REQUEST: Across the listing below, how many lines hold "name"? Reply with the number by itself.

DATA EXCERPTS:
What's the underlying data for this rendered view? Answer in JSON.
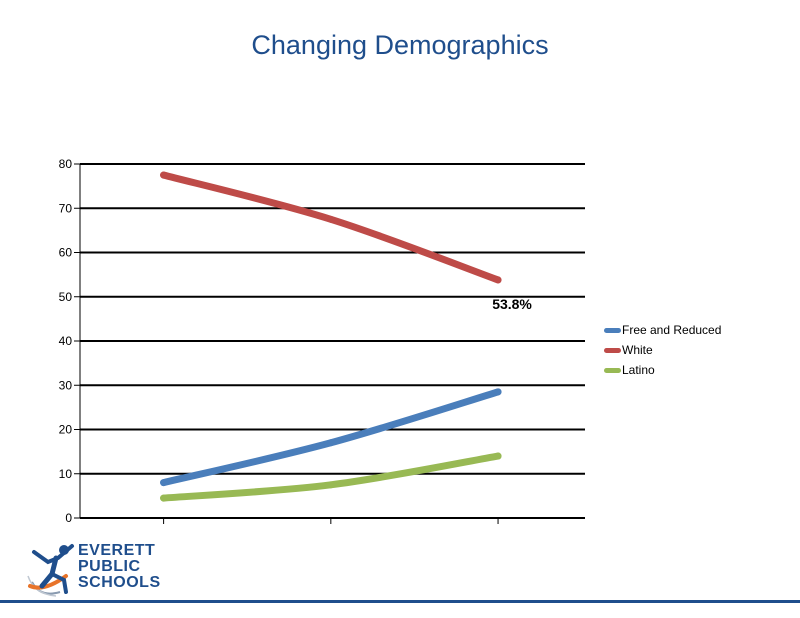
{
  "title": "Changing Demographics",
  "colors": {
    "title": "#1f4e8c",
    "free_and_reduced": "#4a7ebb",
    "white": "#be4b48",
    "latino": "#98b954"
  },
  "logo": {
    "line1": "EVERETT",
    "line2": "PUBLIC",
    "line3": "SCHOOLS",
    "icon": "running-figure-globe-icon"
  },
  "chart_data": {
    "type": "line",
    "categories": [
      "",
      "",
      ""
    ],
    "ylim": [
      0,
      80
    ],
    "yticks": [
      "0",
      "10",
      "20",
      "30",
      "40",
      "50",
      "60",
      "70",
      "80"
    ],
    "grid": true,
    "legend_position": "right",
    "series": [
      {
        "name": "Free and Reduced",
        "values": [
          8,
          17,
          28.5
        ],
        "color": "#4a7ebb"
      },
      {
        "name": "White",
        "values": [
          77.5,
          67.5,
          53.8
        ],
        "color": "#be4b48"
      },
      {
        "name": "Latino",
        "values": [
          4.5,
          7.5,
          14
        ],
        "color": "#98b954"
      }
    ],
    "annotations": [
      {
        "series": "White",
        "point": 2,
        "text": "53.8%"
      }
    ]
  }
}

ANSWER FOR THE TASK: 3